"""

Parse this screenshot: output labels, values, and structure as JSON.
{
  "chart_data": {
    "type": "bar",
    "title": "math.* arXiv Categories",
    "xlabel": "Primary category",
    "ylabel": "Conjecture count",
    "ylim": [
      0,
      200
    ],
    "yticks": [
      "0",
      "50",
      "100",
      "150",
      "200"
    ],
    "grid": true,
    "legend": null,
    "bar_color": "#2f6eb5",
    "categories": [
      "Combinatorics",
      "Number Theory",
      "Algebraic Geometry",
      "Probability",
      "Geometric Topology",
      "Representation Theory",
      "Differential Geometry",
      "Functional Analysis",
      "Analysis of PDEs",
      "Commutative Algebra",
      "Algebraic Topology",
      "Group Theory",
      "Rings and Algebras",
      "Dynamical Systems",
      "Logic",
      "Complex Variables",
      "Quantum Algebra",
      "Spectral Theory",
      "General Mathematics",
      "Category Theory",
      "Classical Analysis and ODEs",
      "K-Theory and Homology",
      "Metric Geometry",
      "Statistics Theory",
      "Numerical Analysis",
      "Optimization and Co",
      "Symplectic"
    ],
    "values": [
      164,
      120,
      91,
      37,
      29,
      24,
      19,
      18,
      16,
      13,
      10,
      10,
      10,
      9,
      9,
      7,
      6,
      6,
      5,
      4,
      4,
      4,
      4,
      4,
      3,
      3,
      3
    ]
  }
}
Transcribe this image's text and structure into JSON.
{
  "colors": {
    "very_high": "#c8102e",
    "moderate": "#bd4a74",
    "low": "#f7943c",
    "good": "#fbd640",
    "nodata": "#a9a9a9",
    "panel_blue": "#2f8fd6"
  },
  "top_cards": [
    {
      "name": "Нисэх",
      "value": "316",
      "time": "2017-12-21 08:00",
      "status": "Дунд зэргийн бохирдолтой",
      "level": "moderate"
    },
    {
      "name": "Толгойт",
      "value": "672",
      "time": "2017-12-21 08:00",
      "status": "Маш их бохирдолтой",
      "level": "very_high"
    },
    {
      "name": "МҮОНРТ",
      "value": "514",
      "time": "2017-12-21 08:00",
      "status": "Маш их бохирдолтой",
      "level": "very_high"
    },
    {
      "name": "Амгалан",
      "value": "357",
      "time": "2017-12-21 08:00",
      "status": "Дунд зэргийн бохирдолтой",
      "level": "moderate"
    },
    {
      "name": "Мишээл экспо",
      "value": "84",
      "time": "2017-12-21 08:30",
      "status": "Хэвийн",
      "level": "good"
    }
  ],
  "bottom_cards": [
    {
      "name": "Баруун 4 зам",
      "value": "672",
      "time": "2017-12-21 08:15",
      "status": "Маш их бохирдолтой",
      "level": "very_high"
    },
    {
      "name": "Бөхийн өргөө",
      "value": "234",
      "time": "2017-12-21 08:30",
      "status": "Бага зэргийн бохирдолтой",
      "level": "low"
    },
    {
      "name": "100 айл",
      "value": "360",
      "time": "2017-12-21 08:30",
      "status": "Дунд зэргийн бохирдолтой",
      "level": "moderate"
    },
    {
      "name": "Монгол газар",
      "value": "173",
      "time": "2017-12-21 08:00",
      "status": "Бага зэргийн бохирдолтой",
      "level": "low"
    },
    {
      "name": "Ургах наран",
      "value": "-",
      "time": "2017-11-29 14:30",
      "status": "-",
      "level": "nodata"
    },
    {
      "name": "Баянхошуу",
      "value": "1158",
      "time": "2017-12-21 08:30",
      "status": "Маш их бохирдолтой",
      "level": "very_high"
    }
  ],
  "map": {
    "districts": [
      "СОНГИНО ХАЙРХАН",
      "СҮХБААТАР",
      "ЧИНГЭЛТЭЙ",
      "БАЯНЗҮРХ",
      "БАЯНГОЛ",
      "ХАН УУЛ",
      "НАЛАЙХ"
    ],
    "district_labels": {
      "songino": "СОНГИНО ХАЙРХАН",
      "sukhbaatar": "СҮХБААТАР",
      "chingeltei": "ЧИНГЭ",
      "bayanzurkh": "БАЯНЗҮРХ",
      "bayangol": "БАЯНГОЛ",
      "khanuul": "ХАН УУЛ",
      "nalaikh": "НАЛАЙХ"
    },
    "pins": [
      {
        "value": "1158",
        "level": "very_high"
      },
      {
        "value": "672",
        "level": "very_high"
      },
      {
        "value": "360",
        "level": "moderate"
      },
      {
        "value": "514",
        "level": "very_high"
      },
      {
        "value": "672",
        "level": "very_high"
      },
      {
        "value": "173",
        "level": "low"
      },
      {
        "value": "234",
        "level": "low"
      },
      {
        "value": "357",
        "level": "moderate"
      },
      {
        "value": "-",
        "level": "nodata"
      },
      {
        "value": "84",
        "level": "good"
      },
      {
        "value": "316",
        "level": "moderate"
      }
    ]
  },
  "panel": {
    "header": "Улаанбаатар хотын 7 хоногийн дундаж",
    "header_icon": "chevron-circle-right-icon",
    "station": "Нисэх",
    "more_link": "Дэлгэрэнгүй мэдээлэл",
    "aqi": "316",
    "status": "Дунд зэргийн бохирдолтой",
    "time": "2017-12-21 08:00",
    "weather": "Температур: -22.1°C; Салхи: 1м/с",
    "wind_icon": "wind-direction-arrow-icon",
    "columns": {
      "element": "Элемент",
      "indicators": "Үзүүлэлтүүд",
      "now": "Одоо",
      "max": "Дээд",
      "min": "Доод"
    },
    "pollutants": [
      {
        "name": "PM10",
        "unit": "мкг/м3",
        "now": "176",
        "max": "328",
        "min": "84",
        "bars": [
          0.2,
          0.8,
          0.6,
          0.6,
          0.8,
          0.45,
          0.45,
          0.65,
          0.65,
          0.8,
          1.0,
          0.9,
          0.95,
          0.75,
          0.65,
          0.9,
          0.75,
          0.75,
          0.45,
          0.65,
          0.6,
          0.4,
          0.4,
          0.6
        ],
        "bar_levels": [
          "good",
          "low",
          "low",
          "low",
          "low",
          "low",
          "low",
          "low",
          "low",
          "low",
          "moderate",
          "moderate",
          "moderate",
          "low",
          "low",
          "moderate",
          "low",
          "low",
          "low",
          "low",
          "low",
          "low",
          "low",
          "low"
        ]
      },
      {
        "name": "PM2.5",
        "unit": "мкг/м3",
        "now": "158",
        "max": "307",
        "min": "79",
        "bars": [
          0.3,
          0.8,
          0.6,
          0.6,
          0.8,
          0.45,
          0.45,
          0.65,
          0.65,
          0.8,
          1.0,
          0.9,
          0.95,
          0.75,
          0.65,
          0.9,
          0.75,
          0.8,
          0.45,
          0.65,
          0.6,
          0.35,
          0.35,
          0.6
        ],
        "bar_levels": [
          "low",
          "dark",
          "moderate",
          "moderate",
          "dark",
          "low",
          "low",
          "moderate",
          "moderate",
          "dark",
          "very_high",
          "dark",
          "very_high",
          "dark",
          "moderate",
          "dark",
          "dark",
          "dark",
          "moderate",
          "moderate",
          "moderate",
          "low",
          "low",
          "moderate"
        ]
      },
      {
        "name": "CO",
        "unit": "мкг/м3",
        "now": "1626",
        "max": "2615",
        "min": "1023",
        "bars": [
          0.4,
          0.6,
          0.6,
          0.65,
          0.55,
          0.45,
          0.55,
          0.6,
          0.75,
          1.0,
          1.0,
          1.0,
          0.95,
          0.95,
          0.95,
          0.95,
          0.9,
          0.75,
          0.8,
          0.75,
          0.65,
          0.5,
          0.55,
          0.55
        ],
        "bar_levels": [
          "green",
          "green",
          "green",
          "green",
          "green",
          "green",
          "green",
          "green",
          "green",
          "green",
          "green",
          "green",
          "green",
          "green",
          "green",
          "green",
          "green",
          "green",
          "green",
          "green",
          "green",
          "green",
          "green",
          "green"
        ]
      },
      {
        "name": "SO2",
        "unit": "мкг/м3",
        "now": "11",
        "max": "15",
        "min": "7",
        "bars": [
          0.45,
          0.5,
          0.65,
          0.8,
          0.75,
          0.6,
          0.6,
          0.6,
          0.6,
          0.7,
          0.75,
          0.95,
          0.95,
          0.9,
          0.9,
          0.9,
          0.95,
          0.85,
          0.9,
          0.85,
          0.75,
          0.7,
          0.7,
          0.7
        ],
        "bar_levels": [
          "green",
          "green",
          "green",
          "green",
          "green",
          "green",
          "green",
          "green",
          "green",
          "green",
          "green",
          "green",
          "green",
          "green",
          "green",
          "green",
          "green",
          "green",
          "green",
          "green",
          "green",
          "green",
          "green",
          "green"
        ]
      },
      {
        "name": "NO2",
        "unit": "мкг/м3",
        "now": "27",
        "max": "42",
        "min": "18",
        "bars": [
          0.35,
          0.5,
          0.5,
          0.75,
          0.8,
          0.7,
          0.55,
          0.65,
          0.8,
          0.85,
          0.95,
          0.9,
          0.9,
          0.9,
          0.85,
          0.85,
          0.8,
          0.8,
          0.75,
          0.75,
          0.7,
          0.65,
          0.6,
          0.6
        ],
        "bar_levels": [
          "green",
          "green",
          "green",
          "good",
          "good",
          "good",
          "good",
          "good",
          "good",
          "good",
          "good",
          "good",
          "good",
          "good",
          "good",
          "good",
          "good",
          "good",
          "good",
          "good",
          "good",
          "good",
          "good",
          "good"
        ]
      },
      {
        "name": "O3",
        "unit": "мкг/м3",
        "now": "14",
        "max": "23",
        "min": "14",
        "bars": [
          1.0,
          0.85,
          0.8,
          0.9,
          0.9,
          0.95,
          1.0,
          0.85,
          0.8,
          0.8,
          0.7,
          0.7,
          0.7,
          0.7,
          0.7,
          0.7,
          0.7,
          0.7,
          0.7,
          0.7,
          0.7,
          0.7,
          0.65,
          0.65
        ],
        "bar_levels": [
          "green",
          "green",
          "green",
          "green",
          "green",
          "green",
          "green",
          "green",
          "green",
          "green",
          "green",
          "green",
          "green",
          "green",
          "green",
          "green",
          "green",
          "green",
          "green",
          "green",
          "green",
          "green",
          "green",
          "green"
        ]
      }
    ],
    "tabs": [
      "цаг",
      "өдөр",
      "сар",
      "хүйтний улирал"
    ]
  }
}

"""

Exercise task:
Single out each line of the records above with the string "Topology" in it, and copy it.

Exercise solution:
      "Geometric Topology",
      "Algebraic Topology",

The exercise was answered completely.